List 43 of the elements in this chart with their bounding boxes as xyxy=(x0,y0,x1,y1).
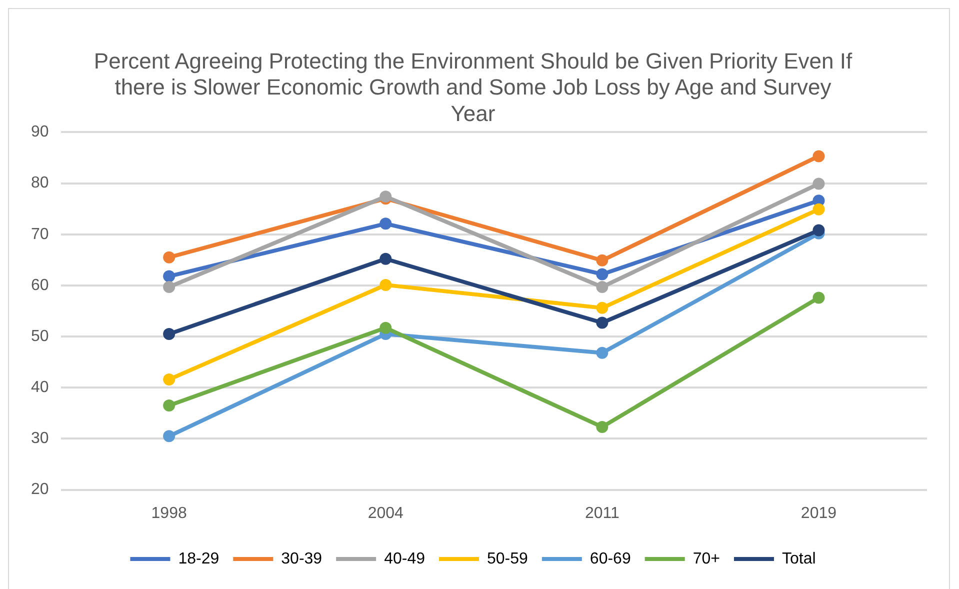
point xyxy=(812,150,825,162)
legend-label: 50-59 xyxy=(486,550,528,568)
y-tick-label: 90 xyxy=(31,124,49,141)
legend-label: 30-39 xyxy=(281,550,322,568)
point xyxy=(596,254,608,266)
point xyxy=(596,268,608,280)
point xyxy=(812,224,825,236)
legend-label: 18-29 xyxy=(178,550,220,568)
legend-label: 70+ xyxy=(692,550,720,568)
y-tick-label: 40 xyxy=(31,379,49,396)
point xyxy=(812,178,825,190)
y-tick-label: 60 xyxy=(31,276,49,294)
point xyxy=(380,322,392,334)
point xyxy=(596,316,608,329)
point xyxy=(163,400,176,412)
point xyxy=(163,430,176,442)
chart-title: Percent Agreeing Protecting the Environment Should be Given Priority Even If there is Slower Economic Growth and Some Job Loss by Age and Survey Year xyxy=(94,48,853,126)
point xyxy=(812,203,825,216)
legend-label: 40-49 xyxy=(384,550,426,568)
point xyxy=(163,280,176,293)
point xyxy=(380,218,392,230)
point xyxy=(380,278,392,291)
legend-label: 60-69 xyxy=(590,550,631,568)
point xyxy=(163,328,176,340)
y-tick-label: 50 xyxy=(31,328,49,345)
x-tick-label: 2011 xyxy=(584,504,620,522)
x-tick-label: 2019 xyxy=(800,504,837,522)
point xyxy=(596,302,608,314)
y-tick-label: 70 xyxy=(31,226,49,243)
point xyxy=(163,270,176,282)
point xyxy=(596,346,608,359)
point xyxy=(812,292,825,304)
point xyxy=(596,280,608,293)
point xyxy=(596,420,608,433)
x-tick-label: 1998 xyxy=(151,504,187,522)
legend-label: Total xyxy=(782,550,816,568)
y-tick-label: 20 xyxy=(31,481,49,498)
y-tick-label: 80 xyxy=(31,174,49,192)
y-tick-label: 30 xyxy=(31,430,49,448)
point xyxy=(380,252,392,265)
x-tick-label: 2004 xyxy=(368,504,404,522)
point xyxy=(163,251,176,264)
point xyxy=(163,373,176,386)
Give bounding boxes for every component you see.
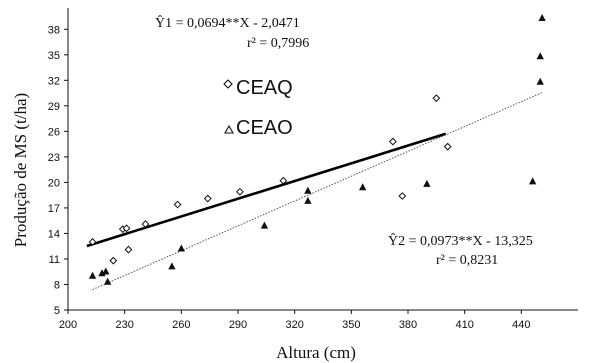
data-point-ceao [260,221,269,229]
x-axis-label: Altura (cm) [276,343,356,362]
legend-ceao-triangle-icon [224,124,234,134]
data-points [88,13,546,285]
data-point-ceao [177,244,185,252]
y-tick-label: 38 [48,24,60,36]
data-point-ceaq [141,220,150,228]
data-point-ceao [304,186,312,194]
data-point-ceao [529,177,537,185]
x-tick-label: 350 [342,319,360,331]
y-tick-label: 8 [54,279,60,291]
data-point-ceaq [122,224,131,233]
data-point-ceao [536,52,544,60]
y-axis-label: Produção de MS (t/ha) [11,93,30,247]
fit-1-equation: Ŷ1 = 0,0694**X - 2,0471 [155,14,300,31]
data-point-ceaq [173,200,182,209]
data-point-ceaq [432,94,441,103]
data-point-ceaq [443,142,452,151]
y-tick-label: 35 [48,50,60,62]
x-tick-label: 290 [229,319,247,331]
x-tick-label: 410 [455,319,473,331]
x-tick-label: 230 [115,319,133,331]
x-tick-label: 380 [399,319,417,331]
tick-labels: 5 8 11 14 17 20 23 26 29 32 35 38 200 230 260 290 320 350… [48,24,531,331]
data-point-ceaq [109,256,118,265]
data-point-ceao [536,77,544,85]
data-point-ceao [102,267,110,275]
fit-1-r2: r² = 0,7996 [247,36,309,51]
data-point-ceaq [235,187,244,196]
y-tick-label: 32 [48,75,60,87]
x-tick-label: 440 [512,319,530,331]
y-tick-label: 11 [49,254,60,266]
legend: CEAQ CEAO [223,77,293,139]
y-tick-label: 23 [48,152,60,164]
data-point-ceao [359,183,367,191]
trend-lines [86,92,543,291]
data-point-ceao [423,179,431,187]
data-point-ceaq [388,137,397,146]
y-tick-label: 26 [48,126,60,138]
data-point-ceao [88,271,97,279]
legend-ceaq-diamond-icon [223,79,233,89]
x-tick-label: 320 [285,319,303,331]
data-point-ceao [104,277,112,285]
data-point-ceaq [398,192,407,200]
y-tick-label: 20 [48,177,60,189]
legend-ceao-label: CEAO [236,117,293,139]
legend-ceaq-label: CEAQ [236,77,293,99]
y-tick-label: 5 [54,305,60,317]
x-tick-label: 260 [172,319,190,331]
data-point-ceaq [124,245,133,254]
data-point-ceaq [279,176,288,185]
data-point-ceao [538,13,546,22]
trend-line-ceao [92,92,543,291]
fit-2-equation: Ŷ2 = 0,0973**X - 13,325 [388,232,533,249]
data-point-ceaq [88,238,97,246]
data-point-ceao [168,262,176,270]
y-tick-label: 29 [48,101,60,113]
y-tick-label: 14 [48,228,60,240]
data-point-ceao [304,196,312,204]
trend-line-ceaq [86,132,447,248]
axes [64,8,578,314]
fit-2-r2: r² = 0,8231 [436,253,498,268]
x-tick-label: 200 [59,319,77,331]
data-point-ceaq [203,194,212,203]
y-tick-label: 17 [48,203,60,215]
# # # # #
[AIM OF THE TASK] Output everything from the line containing "data-point-ceao [260,221,269,229]" down to the line containing "x-tick-label: 350 [342,319,360,331]", exactly as those lines appear, with both end lines included. Which lines are they?

[OUTPUT FOR THIS TASK]
data-point-ceao [260,221,269,229]
x-axis-label: Altura (cm) [276,343,356,362]
legend-ceao-triangle-icon [224,124,234,134]
data-points [88,13,546,285]
data-point-ceao [177,244,185,252]
y-tick-label: 38 [48,24,60,36]
data-point-ceaq [141,220,150,228]
data-point-ceao [304,186,312,194]
data-point-ceao [529,177,537,185]
x-tick-label: 350 [342,319,360,331]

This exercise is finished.